Stored records:

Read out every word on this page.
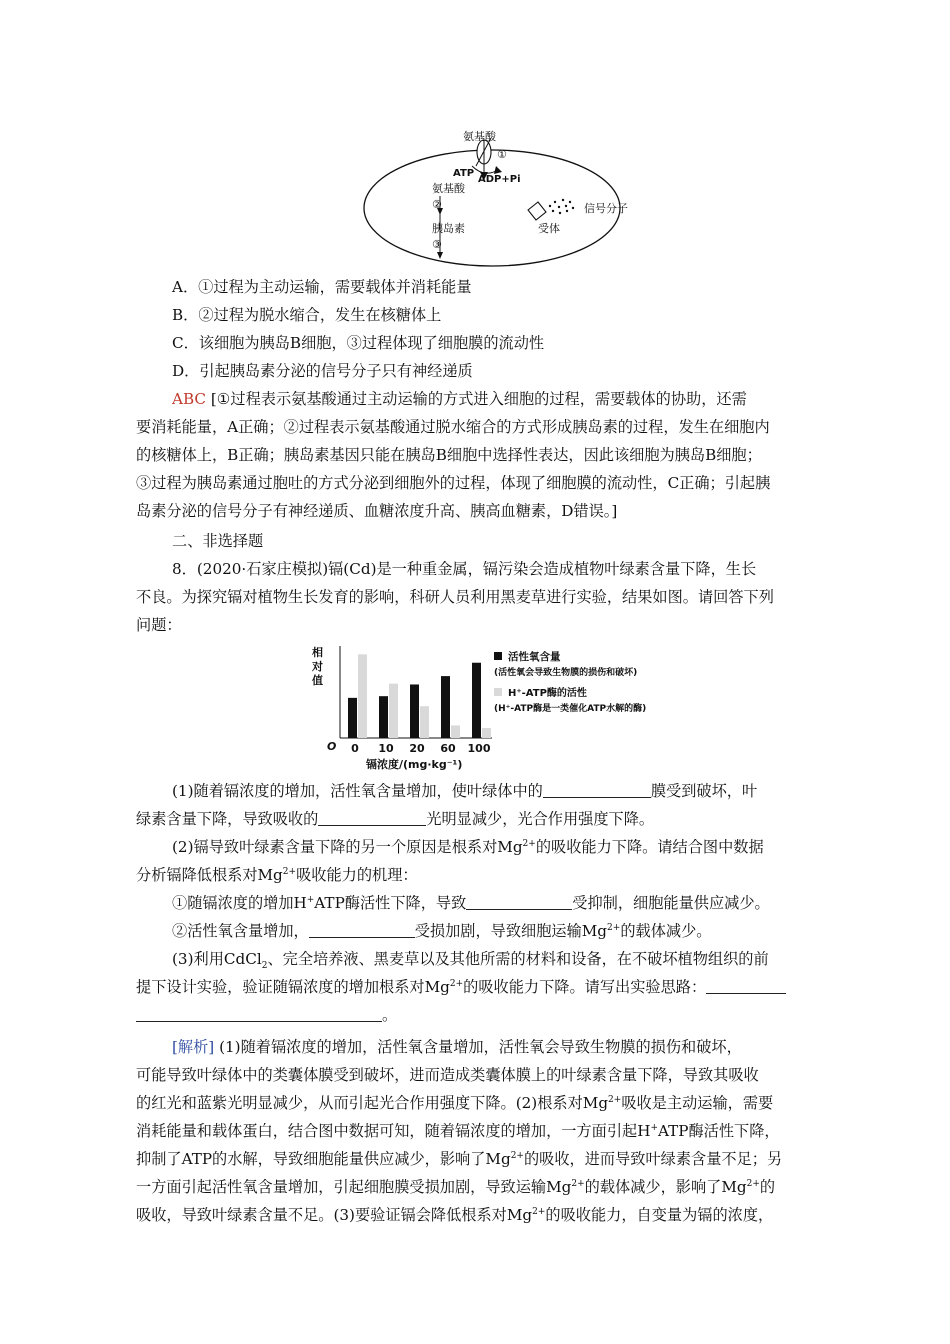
氨基酸
①
ATP
ADP+Pi
氨基酸
②
胰岛素
③
受体
信号分子
A．①过程为主动运输，需要载体并消耗能量
B．②过程为脱水缩合，发生在核糖体上
C．该细胞为胰岛B细胞，③过程体现了细胞膜的流动性
D．引起胰岛素分泌的信号分子只有神经递质
ABC [①过程表示氨基酸通过主动运输的方式进入细胞的过程，需要载体的协助，还需
要消耗能量，A正确；②过程表示氨基酸通过脱水缩合的方式形成胰岛素的过程，发生在细胞内
的核糖体上，B正确；胰岛素基因只能在胰岛B细胞中选择性表达，因此该细胞为胰岛B细胞；
③过程为胰岛素通过胞吐的方式分泌到细胞外的过程，体现了细胞膜的流动性，C正确；引起胰
岛素分泌的信号分子有神经递质、血糖浓度升高、胰高血糖素，D错误。]
二、非选择题
8．(2020·石家庄模拟)镉(Cd)是一种重金属，镉污染会造成植物叶绿素含量下降，生长
不良。为探究镉对植物生长发育的影响，科研人员利用黑麦草进行实验，结果如图。请回答下列
问题：
相
对
值
O 0 10 20 60 100
镉浓度/(mg·kg⁻¹)
活性氧含量
(活性氧会导致生物膜的损伤和破坏)
H⁺-ATP酶的活性
(H⁺-ATP酶是一类催化ATP水解的酶)
(1)随着镉浓度的增加，活性氧含量增加，使叶绿体中的	膜受到破坏，叶
绿素含量下降，导致吸收的	光明显减少，光合作用强度下降。
(2)镉导致叶绿素含量下降的另一个原因是根系对$Mg^{2+}$的吸收能力下降。请结合图中数据
分析镉降低根系对$Mg^{2+}$吸收能力的机理：
①随镉浓度的增加H+ATP酶活性下降，导致	受抑制，细胞能量供应减少。
②活性氧含量增加，	受损加剧，导致细胞运输$Mg^{2+}$的载体减少。
(3)利用CdCl$_2$、完全培养液、黑麦草以及其他所需的材料和设备，在不破坏植物组织的前
提下设计实验，验证随镉浓度的增加根系对$Mg^{2+}$的吸收能力下降。请写出实验思路：
。
[解析] (1)随着镉浓度的增加，活性氧含量增加，活性氧会导致生物膜的损伤和破坏，
可能导致叶绿体中的类囊体膜受到破坏，进而造成类囊体膜上的叶绿素含量下降，导致其吸收
的红光和蓝紫光明显减少，从而引起光合作用强度下降。(2)根系对$Mg^{2+}$吸收是主动运输，需要
消耗能量和载体蛋白，结合图中数据可知，随着镉浓度的增加，一方面引起H+ATP酶活性下降，
抑制了ATP的水解，导致细胞能量供应减少，影响了$Mg^{2+}$的吸收，进而导致叶绿素含量不足；另
一方面引起活性氧含量增加，引起细胞膜受损加剧，导致运输$Mg^{2+}$的载体减少，影响了$Mg^{2+}$的
吸收，导致叶绿素含量不足。(3)要验证镉会降低根系对$Mg^{2+}$的吸收能力，自变量为镉的浓度，
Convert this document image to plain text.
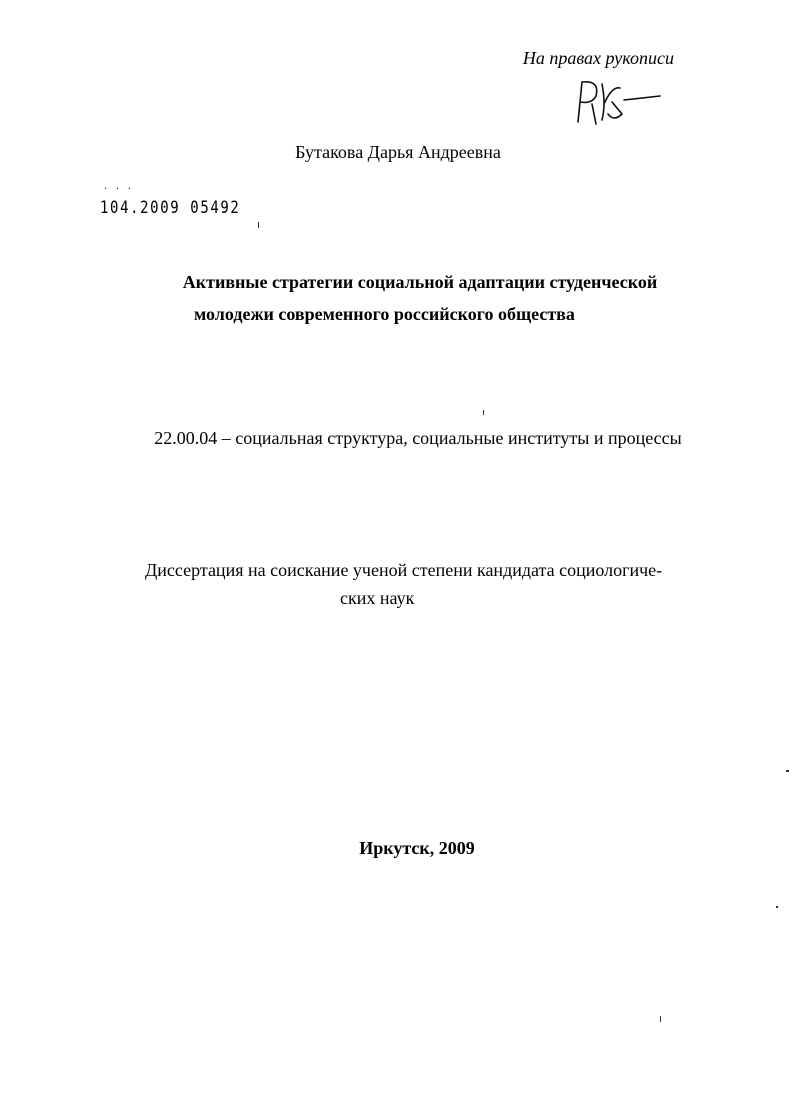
На правах рукописи
Бутакова Дарья Андреевна
· · ·
104.2009 05492
Активные стратегии социальной адаптации студенческой
молодежи современного российского общества
22.00.04 – социальная структура, социальные институты и процессы
Диссертация на соискание ученой степени кандидата социологиче-
ских наук
Иркутск, 2009
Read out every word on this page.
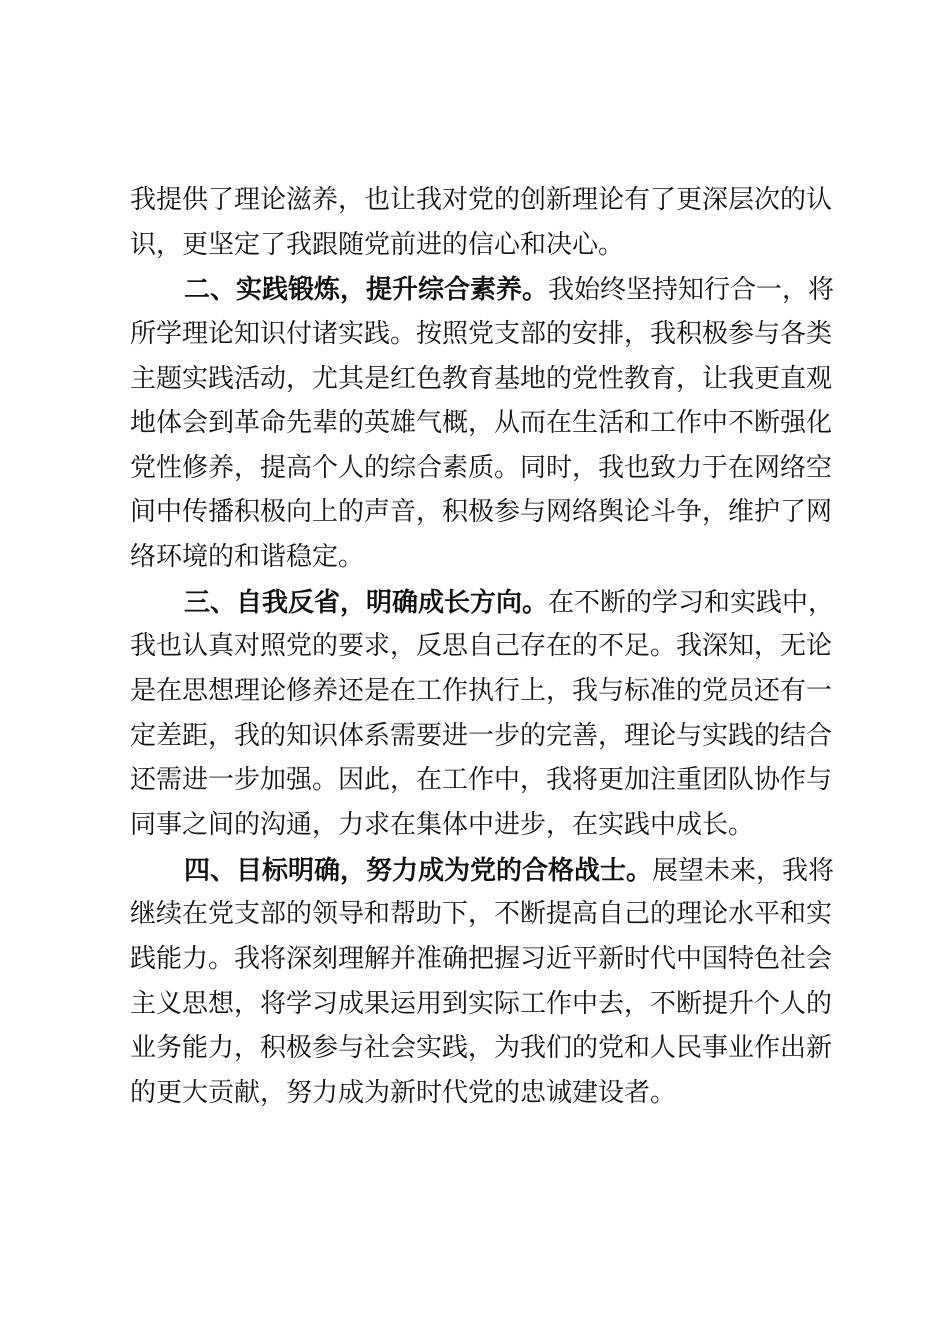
我提供了理论滋养，也让我对党的创新理论有了更深层次的认
识，更坚定了我跟随党前进的信心和决心。
二、实践锻炼，提升综合素养。我始终坚持知行合一，将
所学理论知识付诸实践。按照党支部的安排，我积极参与各类
主题实践活动，尤其是红色教育基地的党性教育，让我更直观
地体会到革命先辈的英雄气概，从而在生活和工作中不断强化
党性修养，提高个人的综合素质。同时，我也致力于在网络空
间中传播积极向上的声音，积极参与网络舆论斗争，维护了网
络环境的和谐稳定。
三、自我反省，明确成长方向。在不断的学习和实践中，
我也认真对照党的要求，反思自己存在的不足。我深知，无论
是在思想理论修养还是在工作执行上，我与标准的党员还有一
定差距，我的知识体系需要进一步的完善，理论与实践的结合
还需进一步加强。因此，在工作中，我将更加注重团队协作与
同事之间的沟通，力求在集体中进步，在实践中成长。
四、目标明确，努力成为党的合格战士。展望未来，我将
继续在党支部的领导和帮助下，不断提高自己的理论水平和实
践能力。我将深刻理解并准确把握习近平新时代中国特色社会
主义思想，将学习成果运用到实际工作中去，不断提升个人的
业务能力，积极参与社会实践，为我们的党和人民事业作出新
的更大贡献，努力成为新时代党的忠诚建设者。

**GOAL:**
Transcribe every entry word for word, but skip the pictures.

**THE OUTPUT:**
Read out every word on this page.
氨基酸
①
ATP
ADP+Pi
氨基酸
②
胰岛素
③
受体
信号分子
A．①过程为主动运输，需要载体并消耗能量
B．②过程为脱水缩合，发生在核糖体上
C．该细胞为胰岛B细胞，③过程体现了细胞膜的流动性
D．引起胰岛素分泌的信号分子只有神经递质
ABC [①过程表示氨基酸通过主动运输的方式进入细胞的过程，需要载体的协助，还需
要消耗能量，A正确；②过程表示氨基酸通过脱水缩合的方式形成胰岛素的过程，发生在细胞内
的核糖体上，B正确；胰岛素基因只能在胰岛B细胞中选择性表达，因此该细胞为胰岛B细胞；
③过程为胰岛素通过胞吐的方式分泌到细胞外的过程，体现了细胞膜的流动性，C正确；引起胰
岛素分泌的信号分子有神经递质、血糖浓度升高、胰高血糖素，D错误。]
二、非选择题
8．(2020·石家庄模拟)镉(Cd)是一种重金属，镉污染会造成植物叶绿素含量下降，生长
不良。为探究镉对植物生长发育的影响，科研人员利用黑麦草进行实验，结果如图。请回答下列
问题：
相
对
值
O 0 10 20 60 100
镉浓度/(mg·kg⁻¹)
活性氧含量
(活性氧会导致生物膜的损伤和破坏)
H⁺-ATP酶的活性
(H⁺-ATP酶是一类催化ATP水解的酶)
(1)随着镉浓度的增加，活性氧含量增加，使叶绿体中的	膜受到破坏，叶
绿素含量下降，导致吸收的	光明显减少，光合作用强度下降。
(2)镉导致叶绿素含量下降的另一个原因是根系对$Mg^{2+}$的吸收能力下降。请结合图中数据
分析镉降低根系对$Mg^{2+}$吸收能力的机理：
①随镉浓度的增加H+ATP酶活性下降，导致	受抑制，细胞能量供应减少。
②活性氧含量增加，	受损加剧，导致细胞运输$Mg^{2+}$的载体减少。
(3)利用CdCl$_2$、完全培养液、黑麦草以及其他所需的材料和设备，在不破坏植物组织的前
提下设计实验，验证随镉浓度的增加根系对$Mg^{2+}$的吸收能力下降。请写出实验思路：
。
[解析] (1)随着镉浓度的增加，活性氧含量增加，活性氧会导致生物膜的损伤和破坏，
可能导致叶绿体中的类囊体膜受到破坏，进而造成类囊体膜上的叶绿素含量下降，导致其吸收
的红光和蓝紫光明显减少，从而引起光合作用强度下降。(2)根系对$Mg^{2+}$吸收是主动运输，需要
消耗能量和载体蛋白，结合图中数据可知，随着镉浓度的增加，一方面引起H+ATP酶活性下降，
抑制了ATP的水解，导致细胞能量供应减少，影响了$Mg^{2+}$的吸收，进而导致叶绿素含量不足；另
一方面引起活性氧含量增加，引起细胞膜受损加剧，导致运输$Mg^{2+}$的载体减少，影响了$Mg^{2+}$的
吸收，导致叶绿素含量不足。(3)要验证镉会降低根系对$Mg^{2+}$的吸收能力，自变量为镉的浓度，
Convert this document image to plain text.
На правах рукописи
Бутакова Дарья Андреевна
· · ·
104.2009 05492
Активные стратегии социальной адаптации студенческой
молодежи современного российского общества
22.00.04 – социальная структура, социальные институты и процессы
Диссертация на соискание ученой степени кандидата социологиче-
ских наук
Иркутск, 2009
Read out every word on this page.
我提供了理论滋养，也让我对党的创新理论有了更深层次的认
识，更坚定了我跟随党前进的信心和决心。
二、实践锻炼，提升综合素养。我始终坚持知行合一，将
所学理论知识付诸实践。按照党支部的安排，我积极参与各类
主题实践活动，尤其是红色教育基地的党性教育，让我更直观
地体会到革命先辈的英雄气概，从而在生活和工作中不断强化
党性修养，提高个人的综合素质。同时，我也致力于在网络空
间中传播积极向上的声音，积极参与网络舆论斗争，维护了网
络环境的和谐稳定。
三、自我反省，明确成长方向。在不断的学习和实践中，
我也认真对照党的要求，反思自己存在的不足。我深知，无论
是在思想理论修养还是在工作执行上，我与标准的党员还有一
定差距，我的知识体系需要进一步的完善，理论与实践的结合
还需进一步加强。因此，在工作中，我将更加注重团队协作与
同事之间的沟通，力求在集体中进步，在实践中成长。
四、目标明确，努力成为党的合格战士。展望未来，我将
继续在党支部的领导和帮助下，不断提高自己的理论水平和实
践能力。我将深刻理解并准确把握习近平新时代中国特色社会
主义思想，将学习成果运用到实际工作中去，不断提升个人的
业务能力，积极参与社会实践，为我们的党和人民事业作出新
的更大贡献，努力成为新时代党的忠诚建设者。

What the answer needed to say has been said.